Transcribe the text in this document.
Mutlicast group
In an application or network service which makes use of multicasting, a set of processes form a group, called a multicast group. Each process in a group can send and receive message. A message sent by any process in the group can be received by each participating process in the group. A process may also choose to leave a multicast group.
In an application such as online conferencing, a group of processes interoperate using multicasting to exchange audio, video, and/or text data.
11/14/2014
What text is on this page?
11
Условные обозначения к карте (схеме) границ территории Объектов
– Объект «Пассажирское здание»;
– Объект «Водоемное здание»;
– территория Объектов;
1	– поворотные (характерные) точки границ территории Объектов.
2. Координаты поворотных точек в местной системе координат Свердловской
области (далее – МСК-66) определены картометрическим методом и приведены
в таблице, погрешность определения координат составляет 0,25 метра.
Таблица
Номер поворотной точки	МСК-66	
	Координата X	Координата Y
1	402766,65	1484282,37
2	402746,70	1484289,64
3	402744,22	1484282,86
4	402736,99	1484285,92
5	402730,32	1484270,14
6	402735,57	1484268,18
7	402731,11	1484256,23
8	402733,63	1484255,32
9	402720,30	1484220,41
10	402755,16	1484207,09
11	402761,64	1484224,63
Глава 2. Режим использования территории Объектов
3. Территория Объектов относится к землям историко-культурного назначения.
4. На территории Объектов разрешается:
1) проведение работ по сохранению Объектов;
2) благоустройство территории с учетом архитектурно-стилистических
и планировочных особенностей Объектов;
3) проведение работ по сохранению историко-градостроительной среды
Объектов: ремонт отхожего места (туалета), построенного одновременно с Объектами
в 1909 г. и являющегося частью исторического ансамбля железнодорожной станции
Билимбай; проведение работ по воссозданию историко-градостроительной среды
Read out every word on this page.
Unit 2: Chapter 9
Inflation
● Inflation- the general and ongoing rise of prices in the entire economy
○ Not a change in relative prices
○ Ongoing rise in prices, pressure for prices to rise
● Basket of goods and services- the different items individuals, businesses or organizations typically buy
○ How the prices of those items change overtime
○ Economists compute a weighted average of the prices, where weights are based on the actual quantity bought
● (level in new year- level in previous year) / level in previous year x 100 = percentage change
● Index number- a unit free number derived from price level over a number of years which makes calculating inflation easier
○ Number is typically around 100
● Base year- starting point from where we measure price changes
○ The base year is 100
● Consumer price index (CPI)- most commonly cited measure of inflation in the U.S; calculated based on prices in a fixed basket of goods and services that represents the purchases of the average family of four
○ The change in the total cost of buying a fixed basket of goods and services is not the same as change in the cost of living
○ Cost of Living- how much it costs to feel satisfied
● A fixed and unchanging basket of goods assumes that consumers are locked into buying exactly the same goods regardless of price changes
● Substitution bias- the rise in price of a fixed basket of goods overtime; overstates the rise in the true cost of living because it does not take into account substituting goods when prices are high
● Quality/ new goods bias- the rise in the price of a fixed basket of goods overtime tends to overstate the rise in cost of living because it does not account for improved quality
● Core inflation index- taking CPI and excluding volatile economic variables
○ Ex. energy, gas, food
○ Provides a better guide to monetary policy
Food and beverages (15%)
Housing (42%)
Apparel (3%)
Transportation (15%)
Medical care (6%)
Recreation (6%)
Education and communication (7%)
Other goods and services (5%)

============

## TASK STATEMENT
Take the records above and return them exactly as written.

## EXPECTED ANSWER
Transcribe the text in this document.
Mutlicast group
In an application or network service which makes use of multicasting, a set of processes form a group, called a multicast group. Each process in a group can send and receive message. A message sent by any process in the group can be received by each participating process in the group. A process may also choose to leave a multicast group.
In an application such as online conferencing, a group of processes interoperate using multicasting to exchange audio, video, and/or text data.
11/14/2014
What text is on this page?
11
Условные обозначения к карте (схеме) границ территории Объектов
– Объект «Пассажирское здание»;
– Объект «Водоемное здание»;
– территория Объектов;
1	– поворотные (характерные) точки границ территории Объектов.
2. Координаты поворотных точек в местной системе координат Свердловской
области (далее – МСК-66) определены картометрическим методом и приведены
в таблице, погрешность определения координат составляет 0,25 метра.
Таблица
Номер поворотной точки	МСК-66	
	Координата X	Координата Y
1	402766,65	1484282,37
2	402746,70	1484289,64
3	402744,22	1484282,86
4	402736,99	1484285,92
5	402730,32	1484270,14
6	402735,57	1484268,18
7	402731,11	1484256,23
8	402733,63	1484255,32
9	402720,30	1484220,41
10	402755,16	1484207,09
11	402761,64	1484224,63
Глава 2. Режим использования территории Объектов
3. Территория Объектов относится к землям историко-культурного назначения.
4. На территории Объектов разрешается:
1) проведение работ по сохранению Объектов;
2) благоустройство территории с учетом архитектурно-стилистических
и планировочных особенностей Объектов;
3) проведение работ по сохранению историко-градостроительной среды
Объектов: ремонт отхожего места (туалета), построенного одновременно с Объектами
в 1909 г. и являющегося частью исторического ансамбля железнодорожной станции
Билимбай; проведение работ по воссозданию историко-градостроительной среды
Read out every word on this page.
Unit 2: Chapter 9
Inflation
● Inflation- the general and ongoing rise of prices in the entire economy
○ Not a change in relative prices
○ Ongoing rise in prices, pressure for prices to rise
● Basket of goods and services- the different items individuals, businesses or organizations typically buy
○ How the prices of those items change overtime
○ Economists compute a weighted average of the prices, where weights are based on the actual quantity bought
● (level in new year- level in previous year) / level in previous year x 100 = percentage change
● Index number- a unit free number derived from price level over a number of years which makes calculating inflation easier
○ Number is typically around 100
● Base year- starting point from where we measure price changes
○ The base year is 100
● Consumer price index (CPI)- most commonly cited measure of inflation in the U.S; calculated based on prices in a fixed basket of goods and services that represents the purchases of the average family of four
○ The change in the total cost of buying a fixed basket of goods and services is not the same as change in the cost of living
○ Cost of Living- how much it costs to feel satisfied
● A fixed and unchanging basket of goods assumes that consumers are locked into buying exactly the same goods regardless of price changes
● Substitution bias- the rise in price of a fixed basket of goods overtime; overstates the rise in the true cost of living because it does not take into account substituting goods when prices are high
● Quality/ new goods bias- the rise in the price of a fixed basket of goods overtime tends to overstate the rise in cost of living because it does not account for improved quality
● Core inflation index- taking CPI and excluding volatile economic variables
○ Ex. energy, gas, food
○ Provides a better guide to monetary policy
Food and beverages (15%)
Housing (42%)
Apparel (3%)
Transportation (15%)
Medical care (6%)
Recreation (6%)
Education and communication (7%)
Other goods and services (5%)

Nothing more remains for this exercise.